## Instructions for the task
Pick out each line containing the string "text" and copy it.

## Data supplied
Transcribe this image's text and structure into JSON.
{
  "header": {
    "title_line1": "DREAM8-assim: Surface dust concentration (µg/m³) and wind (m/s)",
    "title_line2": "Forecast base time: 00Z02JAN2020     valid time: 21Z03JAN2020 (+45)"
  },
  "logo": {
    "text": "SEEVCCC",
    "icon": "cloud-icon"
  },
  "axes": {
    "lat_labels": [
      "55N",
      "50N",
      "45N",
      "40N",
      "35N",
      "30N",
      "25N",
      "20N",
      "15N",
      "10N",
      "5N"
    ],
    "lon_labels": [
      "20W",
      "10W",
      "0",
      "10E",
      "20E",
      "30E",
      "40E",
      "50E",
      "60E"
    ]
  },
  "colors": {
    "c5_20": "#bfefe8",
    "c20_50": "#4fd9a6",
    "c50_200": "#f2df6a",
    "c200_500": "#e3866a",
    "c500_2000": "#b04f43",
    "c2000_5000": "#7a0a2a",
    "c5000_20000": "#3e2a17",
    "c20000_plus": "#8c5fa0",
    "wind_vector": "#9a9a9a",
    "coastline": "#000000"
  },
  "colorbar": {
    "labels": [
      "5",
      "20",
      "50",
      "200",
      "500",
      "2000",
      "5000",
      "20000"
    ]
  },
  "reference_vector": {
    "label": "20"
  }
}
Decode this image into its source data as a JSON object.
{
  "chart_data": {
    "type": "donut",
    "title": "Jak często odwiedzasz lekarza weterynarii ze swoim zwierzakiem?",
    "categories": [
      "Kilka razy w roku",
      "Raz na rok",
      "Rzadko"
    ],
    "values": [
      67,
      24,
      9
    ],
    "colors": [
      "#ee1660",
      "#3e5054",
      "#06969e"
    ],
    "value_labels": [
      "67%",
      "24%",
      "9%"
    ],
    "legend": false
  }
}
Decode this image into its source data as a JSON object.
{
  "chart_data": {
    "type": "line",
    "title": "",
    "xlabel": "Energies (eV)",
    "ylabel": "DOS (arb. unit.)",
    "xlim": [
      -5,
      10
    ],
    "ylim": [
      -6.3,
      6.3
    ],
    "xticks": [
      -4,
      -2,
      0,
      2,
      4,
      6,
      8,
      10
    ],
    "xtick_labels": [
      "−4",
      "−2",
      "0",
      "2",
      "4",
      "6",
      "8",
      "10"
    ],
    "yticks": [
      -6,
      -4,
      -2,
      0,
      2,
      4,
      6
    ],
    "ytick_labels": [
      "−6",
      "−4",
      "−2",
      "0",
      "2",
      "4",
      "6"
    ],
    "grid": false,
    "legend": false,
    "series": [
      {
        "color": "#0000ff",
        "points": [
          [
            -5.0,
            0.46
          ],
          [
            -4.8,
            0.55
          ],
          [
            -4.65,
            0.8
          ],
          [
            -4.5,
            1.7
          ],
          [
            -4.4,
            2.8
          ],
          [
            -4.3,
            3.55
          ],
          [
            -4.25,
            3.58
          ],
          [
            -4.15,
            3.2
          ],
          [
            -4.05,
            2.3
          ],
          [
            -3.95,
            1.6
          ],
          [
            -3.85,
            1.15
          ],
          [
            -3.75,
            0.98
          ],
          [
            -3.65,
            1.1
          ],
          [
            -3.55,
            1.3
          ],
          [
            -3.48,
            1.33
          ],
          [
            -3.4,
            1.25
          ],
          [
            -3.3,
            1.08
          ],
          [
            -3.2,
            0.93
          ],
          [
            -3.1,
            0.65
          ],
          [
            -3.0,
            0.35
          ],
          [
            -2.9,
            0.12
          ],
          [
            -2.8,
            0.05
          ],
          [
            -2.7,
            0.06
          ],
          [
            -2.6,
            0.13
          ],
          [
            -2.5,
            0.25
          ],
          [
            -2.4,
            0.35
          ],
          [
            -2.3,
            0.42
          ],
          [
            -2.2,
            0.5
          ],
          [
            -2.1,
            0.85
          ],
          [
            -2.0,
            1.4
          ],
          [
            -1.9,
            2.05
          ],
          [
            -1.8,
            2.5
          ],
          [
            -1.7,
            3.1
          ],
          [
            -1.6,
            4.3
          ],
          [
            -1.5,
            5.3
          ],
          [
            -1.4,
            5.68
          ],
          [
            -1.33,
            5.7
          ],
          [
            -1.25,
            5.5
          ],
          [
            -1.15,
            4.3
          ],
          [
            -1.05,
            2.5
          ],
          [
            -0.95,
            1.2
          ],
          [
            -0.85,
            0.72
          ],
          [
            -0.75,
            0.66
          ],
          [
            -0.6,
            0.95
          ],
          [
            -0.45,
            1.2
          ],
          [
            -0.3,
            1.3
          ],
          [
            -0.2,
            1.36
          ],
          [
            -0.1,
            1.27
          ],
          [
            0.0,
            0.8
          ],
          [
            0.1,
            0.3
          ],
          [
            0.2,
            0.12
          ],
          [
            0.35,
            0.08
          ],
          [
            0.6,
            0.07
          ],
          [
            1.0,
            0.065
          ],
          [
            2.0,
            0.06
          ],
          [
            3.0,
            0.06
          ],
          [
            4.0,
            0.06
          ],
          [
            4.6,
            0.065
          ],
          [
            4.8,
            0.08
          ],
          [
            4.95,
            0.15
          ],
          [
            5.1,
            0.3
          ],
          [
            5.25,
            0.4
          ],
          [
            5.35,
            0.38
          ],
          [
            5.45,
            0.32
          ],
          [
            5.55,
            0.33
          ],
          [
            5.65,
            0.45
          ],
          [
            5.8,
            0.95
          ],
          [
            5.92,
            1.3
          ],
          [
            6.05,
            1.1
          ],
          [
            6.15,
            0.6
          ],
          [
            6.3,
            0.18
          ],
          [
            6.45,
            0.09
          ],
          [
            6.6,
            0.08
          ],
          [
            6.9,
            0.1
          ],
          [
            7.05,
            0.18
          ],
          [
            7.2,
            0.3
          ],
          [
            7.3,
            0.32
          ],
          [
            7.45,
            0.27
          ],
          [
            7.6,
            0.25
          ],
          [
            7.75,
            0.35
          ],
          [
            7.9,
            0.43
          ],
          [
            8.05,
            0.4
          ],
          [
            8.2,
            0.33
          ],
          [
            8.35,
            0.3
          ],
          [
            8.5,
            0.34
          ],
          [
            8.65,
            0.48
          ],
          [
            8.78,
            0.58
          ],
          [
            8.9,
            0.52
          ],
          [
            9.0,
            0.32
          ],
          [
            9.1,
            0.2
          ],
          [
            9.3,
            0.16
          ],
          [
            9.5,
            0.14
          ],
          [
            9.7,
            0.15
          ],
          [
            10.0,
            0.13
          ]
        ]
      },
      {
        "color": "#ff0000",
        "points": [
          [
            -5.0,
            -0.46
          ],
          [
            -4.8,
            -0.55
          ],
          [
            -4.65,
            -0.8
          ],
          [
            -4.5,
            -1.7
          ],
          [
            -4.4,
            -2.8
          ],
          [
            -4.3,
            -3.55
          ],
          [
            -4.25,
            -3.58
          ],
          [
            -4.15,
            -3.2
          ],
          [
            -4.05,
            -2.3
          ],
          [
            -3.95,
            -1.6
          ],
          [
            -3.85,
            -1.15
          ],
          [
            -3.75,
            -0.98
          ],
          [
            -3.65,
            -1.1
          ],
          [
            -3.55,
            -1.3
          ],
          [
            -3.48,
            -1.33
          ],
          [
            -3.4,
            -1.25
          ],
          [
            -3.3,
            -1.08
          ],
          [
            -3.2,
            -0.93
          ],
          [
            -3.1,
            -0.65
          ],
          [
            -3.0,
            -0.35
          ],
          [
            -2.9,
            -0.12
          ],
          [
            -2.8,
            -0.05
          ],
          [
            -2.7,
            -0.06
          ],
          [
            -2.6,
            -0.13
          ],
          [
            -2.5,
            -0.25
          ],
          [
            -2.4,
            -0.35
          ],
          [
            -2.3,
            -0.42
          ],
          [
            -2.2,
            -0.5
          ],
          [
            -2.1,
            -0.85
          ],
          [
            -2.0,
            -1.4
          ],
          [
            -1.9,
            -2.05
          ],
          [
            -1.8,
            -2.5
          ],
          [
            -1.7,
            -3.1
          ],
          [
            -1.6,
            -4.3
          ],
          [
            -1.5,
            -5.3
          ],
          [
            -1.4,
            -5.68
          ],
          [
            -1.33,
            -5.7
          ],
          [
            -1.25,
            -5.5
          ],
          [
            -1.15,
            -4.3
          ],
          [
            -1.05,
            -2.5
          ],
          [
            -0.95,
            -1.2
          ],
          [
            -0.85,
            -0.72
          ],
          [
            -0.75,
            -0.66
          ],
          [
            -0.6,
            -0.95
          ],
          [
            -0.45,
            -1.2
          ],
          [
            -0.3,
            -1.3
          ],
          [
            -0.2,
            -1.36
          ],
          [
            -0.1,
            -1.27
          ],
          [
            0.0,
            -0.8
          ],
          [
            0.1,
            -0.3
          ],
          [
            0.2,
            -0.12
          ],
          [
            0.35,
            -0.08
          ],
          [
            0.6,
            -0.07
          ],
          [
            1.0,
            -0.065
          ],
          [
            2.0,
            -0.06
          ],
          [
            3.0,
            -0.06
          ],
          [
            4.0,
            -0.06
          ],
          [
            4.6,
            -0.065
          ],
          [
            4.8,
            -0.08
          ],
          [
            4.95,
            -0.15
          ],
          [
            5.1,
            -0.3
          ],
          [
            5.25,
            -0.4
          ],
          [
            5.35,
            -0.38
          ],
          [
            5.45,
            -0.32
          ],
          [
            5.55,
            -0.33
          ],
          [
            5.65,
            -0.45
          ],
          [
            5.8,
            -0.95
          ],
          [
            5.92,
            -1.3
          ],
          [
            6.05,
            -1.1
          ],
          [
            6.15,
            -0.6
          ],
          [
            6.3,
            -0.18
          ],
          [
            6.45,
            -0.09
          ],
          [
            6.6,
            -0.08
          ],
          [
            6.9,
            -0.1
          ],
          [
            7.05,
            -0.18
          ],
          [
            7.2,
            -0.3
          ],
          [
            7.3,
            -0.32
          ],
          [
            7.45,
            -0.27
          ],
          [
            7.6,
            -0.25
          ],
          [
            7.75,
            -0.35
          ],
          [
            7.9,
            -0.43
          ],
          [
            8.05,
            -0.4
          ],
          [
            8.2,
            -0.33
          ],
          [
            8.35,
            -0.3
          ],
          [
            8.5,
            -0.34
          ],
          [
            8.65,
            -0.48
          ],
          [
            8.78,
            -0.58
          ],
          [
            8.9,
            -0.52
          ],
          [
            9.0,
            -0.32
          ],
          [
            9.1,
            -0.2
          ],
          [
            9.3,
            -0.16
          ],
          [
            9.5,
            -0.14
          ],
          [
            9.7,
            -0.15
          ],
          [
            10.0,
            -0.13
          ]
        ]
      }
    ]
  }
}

## Result of the exercise
Transcribe this image's text and structure into JSON.
    "text": "SEEVCCC",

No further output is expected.